Problem description
Locate the string "risk" in the records below. Copy every line where it occurs.

━━ Supplied records ━━

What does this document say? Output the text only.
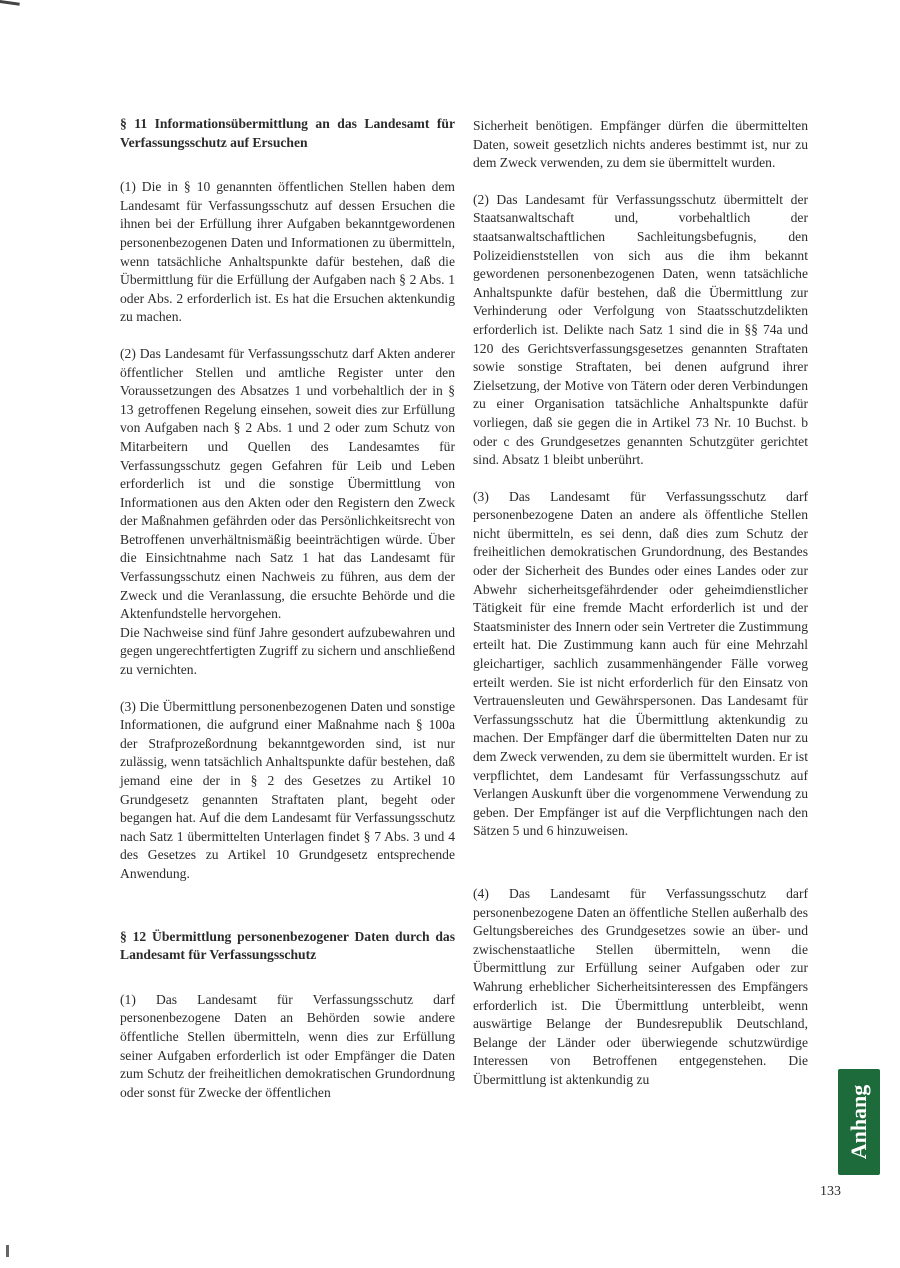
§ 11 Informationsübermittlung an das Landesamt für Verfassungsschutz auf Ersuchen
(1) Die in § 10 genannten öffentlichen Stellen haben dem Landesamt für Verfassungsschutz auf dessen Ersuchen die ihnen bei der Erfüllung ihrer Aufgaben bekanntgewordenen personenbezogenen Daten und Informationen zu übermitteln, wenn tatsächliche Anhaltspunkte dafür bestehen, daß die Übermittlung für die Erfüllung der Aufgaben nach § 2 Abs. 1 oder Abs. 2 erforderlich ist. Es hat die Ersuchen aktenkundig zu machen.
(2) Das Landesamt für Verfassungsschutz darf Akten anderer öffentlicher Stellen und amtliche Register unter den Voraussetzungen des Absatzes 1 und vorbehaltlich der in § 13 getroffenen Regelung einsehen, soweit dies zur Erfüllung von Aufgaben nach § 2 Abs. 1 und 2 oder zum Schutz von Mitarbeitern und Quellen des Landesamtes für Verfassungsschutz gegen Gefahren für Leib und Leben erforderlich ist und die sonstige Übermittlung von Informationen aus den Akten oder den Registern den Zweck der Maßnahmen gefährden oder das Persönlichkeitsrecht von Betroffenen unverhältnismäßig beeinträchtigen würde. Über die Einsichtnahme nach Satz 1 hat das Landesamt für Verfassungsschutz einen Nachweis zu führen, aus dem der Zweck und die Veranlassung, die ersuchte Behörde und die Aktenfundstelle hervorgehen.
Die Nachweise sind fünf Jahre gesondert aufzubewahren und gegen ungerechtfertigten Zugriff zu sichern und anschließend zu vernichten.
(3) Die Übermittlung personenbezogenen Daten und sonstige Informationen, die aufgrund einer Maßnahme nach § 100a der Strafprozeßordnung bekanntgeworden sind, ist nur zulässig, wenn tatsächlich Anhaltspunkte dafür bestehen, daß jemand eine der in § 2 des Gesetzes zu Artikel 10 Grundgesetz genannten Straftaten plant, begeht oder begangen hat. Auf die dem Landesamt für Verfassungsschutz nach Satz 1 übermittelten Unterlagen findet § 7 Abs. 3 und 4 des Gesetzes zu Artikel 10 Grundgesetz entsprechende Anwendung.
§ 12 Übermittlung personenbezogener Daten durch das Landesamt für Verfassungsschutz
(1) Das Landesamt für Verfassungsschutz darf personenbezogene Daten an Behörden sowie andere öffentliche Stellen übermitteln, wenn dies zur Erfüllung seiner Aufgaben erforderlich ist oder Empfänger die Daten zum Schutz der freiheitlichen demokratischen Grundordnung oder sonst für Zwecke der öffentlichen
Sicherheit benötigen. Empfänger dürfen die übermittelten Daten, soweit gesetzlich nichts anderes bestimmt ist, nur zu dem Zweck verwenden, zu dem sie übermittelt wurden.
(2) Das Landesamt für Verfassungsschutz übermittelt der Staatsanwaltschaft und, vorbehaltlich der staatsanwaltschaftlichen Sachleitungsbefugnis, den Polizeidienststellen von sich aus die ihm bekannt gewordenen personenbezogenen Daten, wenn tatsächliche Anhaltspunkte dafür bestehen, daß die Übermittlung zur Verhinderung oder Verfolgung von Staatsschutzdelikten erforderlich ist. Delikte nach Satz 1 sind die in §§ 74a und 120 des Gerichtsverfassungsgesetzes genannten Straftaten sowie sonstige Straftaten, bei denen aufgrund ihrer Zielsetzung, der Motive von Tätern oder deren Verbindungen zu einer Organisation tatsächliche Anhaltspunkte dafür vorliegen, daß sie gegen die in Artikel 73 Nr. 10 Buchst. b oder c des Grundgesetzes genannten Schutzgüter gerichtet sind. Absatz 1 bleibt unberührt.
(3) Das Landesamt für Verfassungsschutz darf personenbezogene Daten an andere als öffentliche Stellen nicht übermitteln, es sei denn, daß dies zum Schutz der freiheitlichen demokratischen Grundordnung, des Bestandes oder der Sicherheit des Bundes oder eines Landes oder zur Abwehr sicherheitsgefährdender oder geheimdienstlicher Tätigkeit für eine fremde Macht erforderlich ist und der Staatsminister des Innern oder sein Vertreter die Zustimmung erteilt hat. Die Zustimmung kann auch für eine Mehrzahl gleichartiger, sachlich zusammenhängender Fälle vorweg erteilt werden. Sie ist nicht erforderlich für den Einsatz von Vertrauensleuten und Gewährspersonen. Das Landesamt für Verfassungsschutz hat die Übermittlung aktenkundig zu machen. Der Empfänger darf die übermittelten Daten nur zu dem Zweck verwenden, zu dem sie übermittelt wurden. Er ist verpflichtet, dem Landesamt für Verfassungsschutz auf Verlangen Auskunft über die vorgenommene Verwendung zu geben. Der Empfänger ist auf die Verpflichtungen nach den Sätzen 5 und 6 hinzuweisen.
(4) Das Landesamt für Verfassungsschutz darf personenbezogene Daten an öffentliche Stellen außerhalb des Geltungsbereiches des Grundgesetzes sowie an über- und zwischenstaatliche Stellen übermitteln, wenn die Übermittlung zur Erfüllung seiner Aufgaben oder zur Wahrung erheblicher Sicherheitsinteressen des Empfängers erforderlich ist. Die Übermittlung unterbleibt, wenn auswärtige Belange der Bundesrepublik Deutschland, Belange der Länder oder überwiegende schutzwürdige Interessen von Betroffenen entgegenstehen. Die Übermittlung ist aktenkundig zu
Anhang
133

━━━
━━ Supplied records ━━

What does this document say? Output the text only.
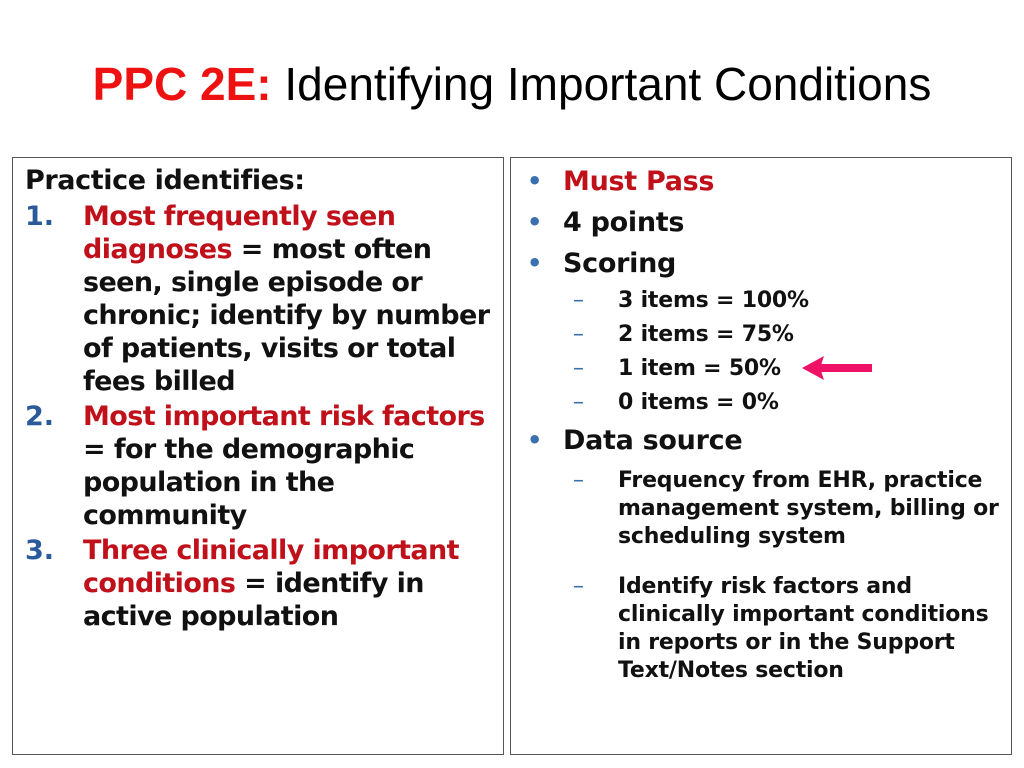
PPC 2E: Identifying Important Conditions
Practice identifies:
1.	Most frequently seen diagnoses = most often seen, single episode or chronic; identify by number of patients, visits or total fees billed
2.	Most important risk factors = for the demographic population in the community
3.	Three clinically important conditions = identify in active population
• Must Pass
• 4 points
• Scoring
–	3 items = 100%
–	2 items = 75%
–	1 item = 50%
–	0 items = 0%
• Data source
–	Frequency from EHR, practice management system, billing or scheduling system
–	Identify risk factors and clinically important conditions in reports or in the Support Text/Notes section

━━━

Result of the task
2.	Most important risk factors = for the demographic population in the community
–	Identify risk factors and clinically important conditions in reports or in the Support Text/Notes section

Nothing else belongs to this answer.